# Source material start

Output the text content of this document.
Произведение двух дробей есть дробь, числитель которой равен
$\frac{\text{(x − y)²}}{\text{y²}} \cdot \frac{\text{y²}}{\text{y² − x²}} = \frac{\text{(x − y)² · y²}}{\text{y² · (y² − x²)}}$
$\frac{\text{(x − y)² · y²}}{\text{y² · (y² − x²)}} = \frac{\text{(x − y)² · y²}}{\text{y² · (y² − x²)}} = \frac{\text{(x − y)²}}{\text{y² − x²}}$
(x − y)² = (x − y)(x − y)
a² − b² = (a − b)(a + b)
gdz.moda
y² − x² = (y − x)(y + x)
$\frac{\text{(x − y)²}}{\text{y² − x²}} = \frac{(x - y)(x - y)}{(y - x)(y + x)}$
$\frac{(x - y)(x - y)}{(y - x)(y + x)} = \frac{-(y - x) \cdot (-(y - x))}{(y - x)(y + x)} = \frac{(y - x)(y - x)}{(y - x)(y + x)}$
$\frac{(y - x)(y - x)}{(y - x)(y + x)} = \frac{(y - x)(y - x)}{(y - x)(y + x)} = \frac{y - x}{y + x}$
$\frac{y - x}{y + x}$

# Source material end

Task objective => Write the listing out again, exactly as it reads.

Output =>
Output the text content of this document.
Произведение двух дробей есть дробь, числитель которой равен
$\frac{\text{(x − y)²}}{\text{y²}} \cdot \frac{\text{y²}}{\text{y² − x²}} = \frac{\text{(x − y)² · y²}}{\text{y² · (y² − x²)}}$
$\frac{\text{(x − y)² · y²}}{\text{y² · (y² − x²)}} = \frac{\text{(x − y)² · y²}}{\text{y² · (y² − x²)}} = \frac{\text{(x − y)²}}{\text{y² − x²}}$
(x − y)² = (x − y)(x − y)
a² − b² = (a − b)(a + b)
gdz.moda
y² − x² = (y − x)(y + x)
$\frac{\text{(x − y)²}}{\text{y² − x²}} = \frac{(x - y)(x - y)}{(y - x)(y + x)}$
$\frac{(x - y)(x - y)}{(y - x)(y + x)} = \frac{-(y - x) \cdot (-(y - x))}{(y - x)(y + x)} = \frac{(y - x)(y - x)}{(y - x)(y + x)}$
$\frac{(y - x)(y - x)}{(y - x)(y + x)} = \frac{(y - x)(y - x)}{(y - x)(y + x)} = \frac{y - x}{y + x}$
$\frac{y - x}{y + x}$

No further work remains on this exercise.